Wherever the word "SAIL" shows up in a line, please copy that line.

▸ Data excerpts
-- begin --

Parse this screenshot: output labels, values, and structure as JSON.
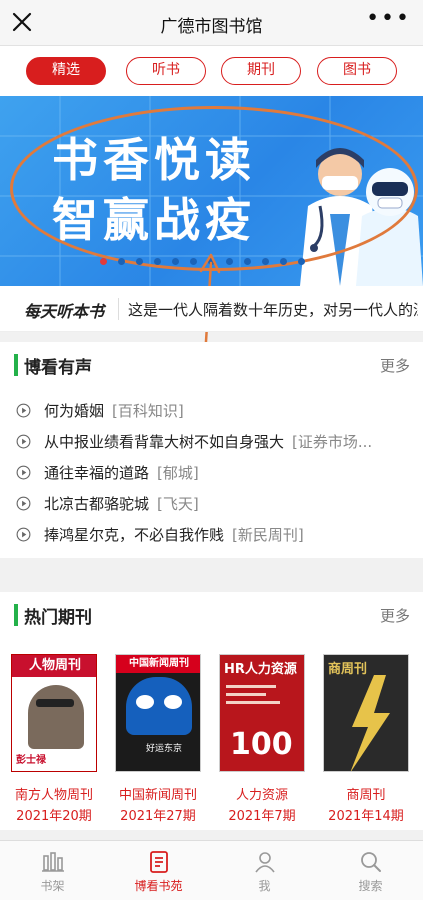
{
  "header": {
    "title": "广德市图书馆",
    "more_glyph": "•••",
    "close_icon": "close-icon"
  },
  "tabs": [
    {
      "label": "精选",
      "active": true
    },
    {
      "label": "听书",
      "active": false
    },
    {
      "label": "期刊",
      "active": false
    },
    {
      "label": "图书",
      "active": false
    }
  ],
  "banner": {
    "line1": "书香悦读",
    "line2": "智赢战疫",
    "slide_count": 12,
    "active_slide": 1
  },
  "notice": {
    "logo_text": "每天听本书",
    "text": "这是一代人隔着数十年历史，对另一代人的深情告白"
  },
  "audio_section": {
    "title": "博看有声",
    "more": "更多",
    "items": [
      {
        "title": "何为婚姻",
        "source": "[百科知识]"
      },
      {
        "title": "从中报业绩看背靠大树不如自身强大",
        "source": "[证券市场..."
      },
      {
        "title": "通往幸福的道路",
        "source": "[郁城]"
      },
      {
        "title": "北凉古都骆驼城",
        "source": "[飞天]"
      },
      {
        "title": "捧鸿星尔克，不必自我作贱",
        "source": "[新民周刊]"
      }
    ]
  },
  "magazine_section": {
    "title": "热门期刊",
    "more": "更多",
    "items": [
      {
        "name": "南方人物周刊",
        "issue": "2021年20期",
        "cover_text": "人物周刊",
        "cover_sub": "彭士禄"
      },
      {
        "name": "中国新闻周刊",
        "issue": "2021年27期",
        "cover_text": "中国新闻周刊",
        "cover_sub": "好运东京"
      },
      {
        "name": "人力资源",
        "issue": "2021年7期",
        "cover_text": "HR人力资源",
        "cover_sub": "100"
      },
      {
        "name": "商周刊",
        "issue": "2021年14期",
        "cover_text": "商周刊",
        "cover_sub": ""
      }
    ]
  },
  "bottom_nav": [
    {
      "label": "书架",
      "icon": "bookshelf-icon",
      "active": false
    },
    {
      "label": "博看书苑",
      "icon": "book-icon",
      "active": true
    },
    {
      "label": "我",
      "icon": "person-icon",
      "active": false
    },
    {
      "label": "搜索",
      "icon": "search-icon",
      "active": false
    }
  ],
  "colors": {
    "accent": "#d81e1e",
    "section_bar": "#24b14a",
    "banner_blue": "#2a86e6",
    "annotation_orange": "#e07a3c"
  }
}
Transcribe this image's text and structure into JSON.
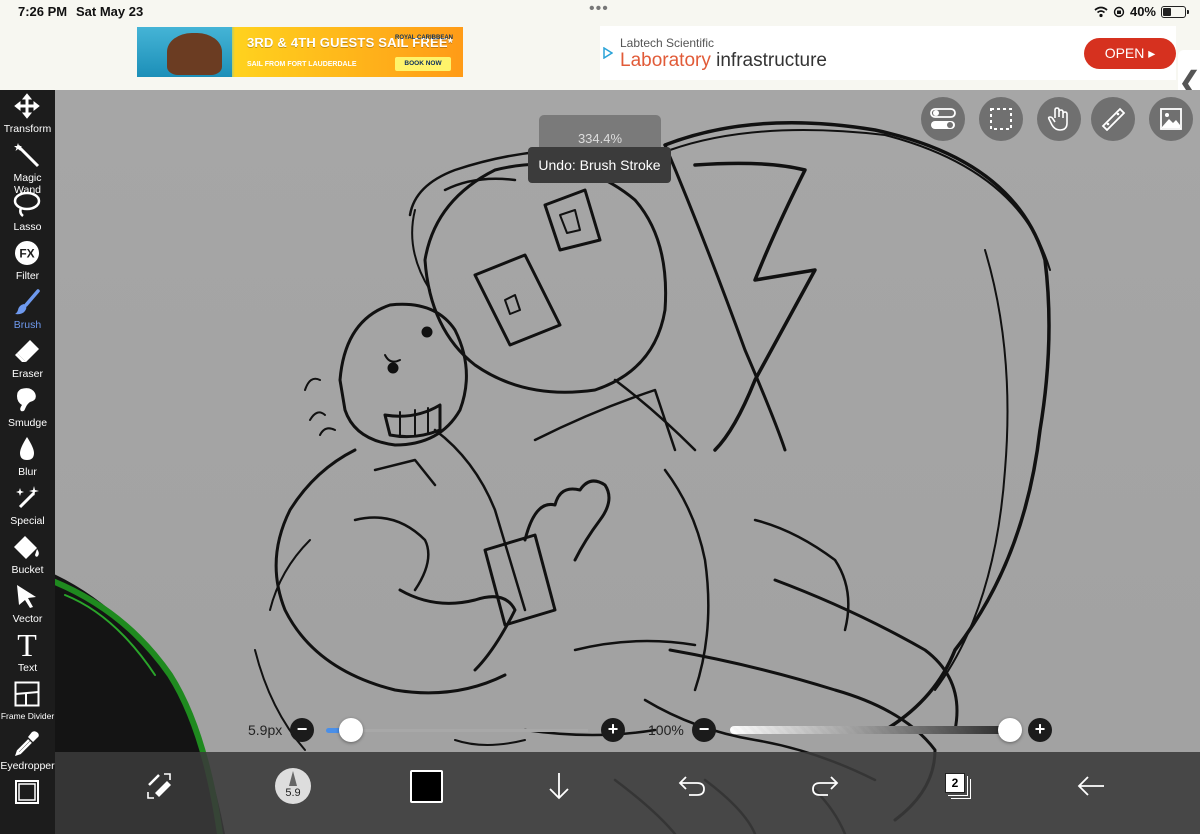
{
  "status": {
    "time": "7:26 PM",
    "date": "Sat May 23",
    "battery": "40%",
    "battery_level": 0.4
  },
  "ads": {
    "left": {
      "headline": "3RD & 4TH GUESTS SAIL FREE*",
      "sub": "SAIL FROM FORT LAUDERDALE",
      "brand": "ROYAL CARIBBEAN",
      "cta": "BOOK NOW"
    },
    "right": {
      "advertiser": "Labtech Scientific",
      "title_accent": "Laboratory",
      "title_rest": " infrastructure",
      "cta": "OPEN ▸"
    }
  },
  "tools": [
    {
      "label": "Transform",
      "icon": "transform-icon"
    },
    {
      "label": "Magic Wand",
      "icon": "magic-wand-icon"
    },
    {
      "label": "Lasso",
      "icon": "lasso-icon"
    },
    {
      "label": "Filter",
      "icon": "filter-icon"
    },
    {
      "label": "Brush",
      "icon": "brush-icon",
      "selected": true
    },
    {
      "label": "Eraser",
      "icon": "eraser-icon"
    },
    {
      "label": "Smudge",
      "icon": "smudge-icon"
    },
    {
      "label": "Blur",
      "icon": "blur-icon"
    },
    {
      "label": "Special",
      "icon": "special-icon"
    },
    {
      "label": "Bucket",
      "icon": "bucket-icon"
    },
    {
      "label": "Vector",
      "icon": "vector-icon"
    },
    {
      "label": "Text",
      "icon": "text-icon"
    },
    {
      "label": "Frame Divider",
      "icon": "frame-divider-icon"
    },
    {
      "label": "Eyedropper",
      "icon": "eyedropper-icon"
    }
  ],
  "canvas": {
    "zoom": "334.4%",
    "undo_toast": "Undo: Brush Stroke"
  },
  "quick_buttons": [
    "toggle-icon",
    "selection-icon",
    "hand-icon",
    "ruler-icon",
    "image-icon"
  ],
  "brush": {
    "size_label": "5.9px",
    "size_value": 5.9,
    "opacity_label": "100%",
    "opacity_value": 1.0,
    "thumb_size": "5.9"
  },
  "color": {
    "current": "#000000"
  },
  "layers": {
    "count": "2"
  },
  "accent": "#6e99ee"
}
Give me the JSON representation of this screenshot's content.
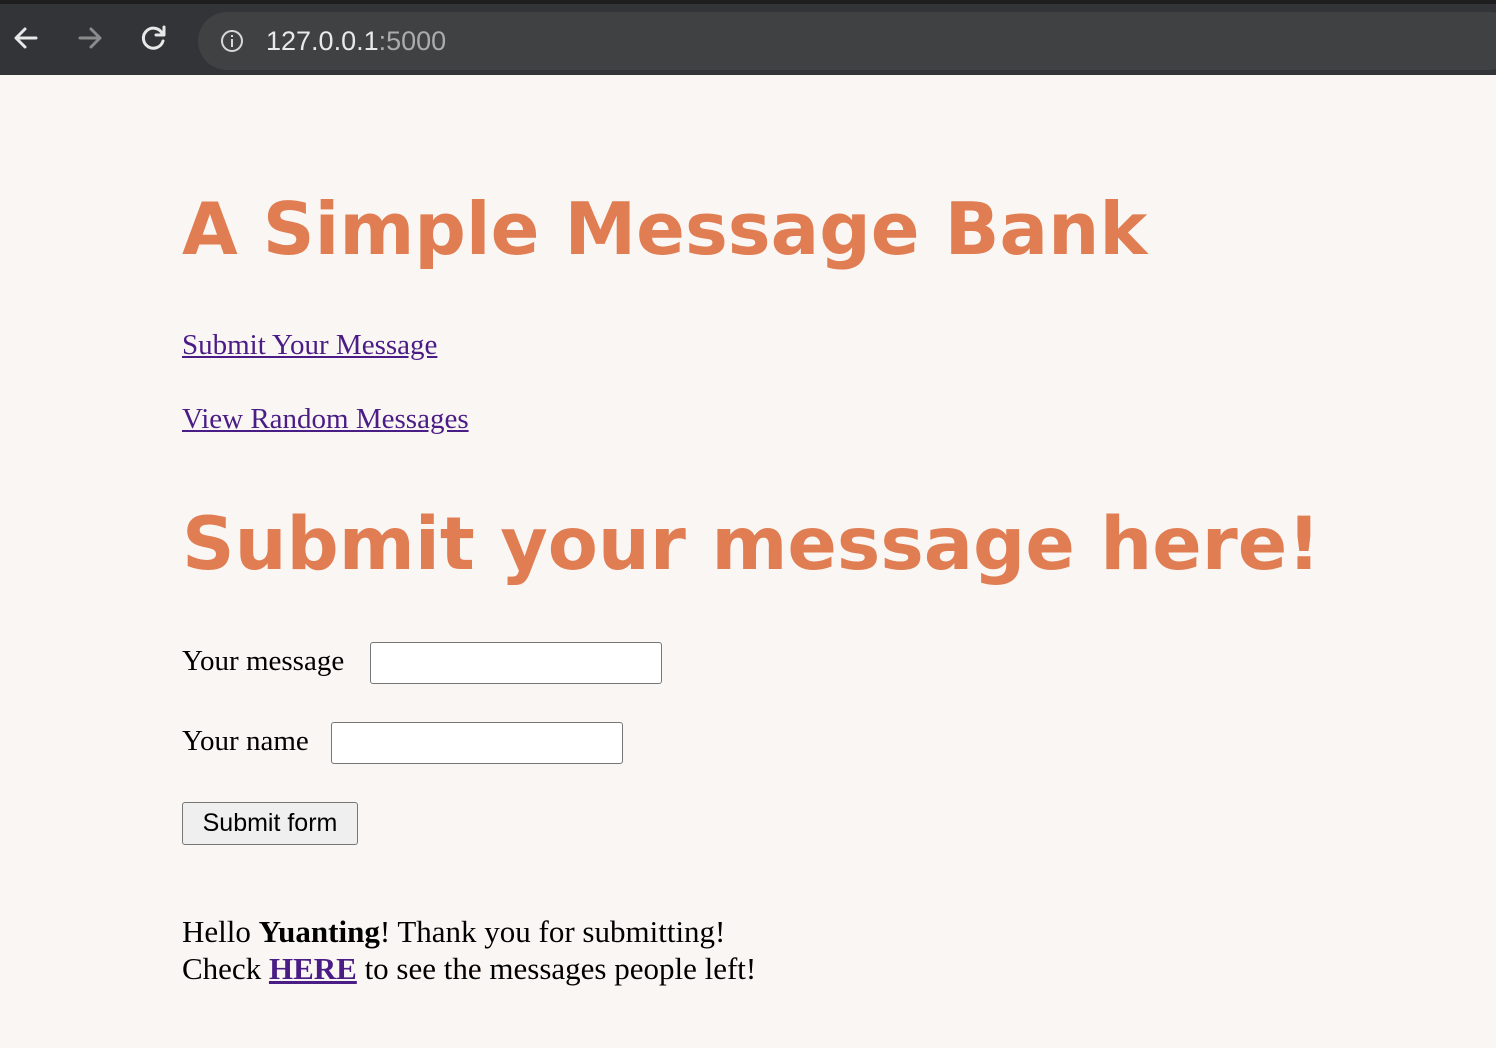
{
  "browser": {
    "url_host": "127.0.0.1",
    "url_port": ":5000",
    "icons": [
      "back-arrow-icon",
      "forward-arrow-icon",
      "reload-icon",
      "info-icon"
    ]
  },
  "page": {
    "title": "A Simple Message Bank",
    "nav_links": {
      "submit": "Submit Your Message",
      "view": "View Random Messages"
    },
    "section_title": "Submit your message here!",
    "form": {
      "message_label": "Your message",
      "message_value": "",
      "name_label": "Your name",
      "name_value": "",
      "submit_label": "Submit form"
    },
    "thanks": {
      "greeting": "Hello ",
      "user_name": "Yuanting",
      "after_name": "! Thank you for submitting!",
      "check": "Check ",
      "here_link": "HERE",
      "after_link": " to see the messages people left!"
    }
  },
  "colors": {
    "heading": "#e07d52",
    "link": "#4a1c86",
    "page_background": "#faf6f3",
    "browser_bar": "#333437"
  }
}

-- end --

▸ Written response
      "headline": "3RD & 4TH GUESTS SAIL FREE*",
      "sub": "SAIL FROM FORT LAUDERDALE",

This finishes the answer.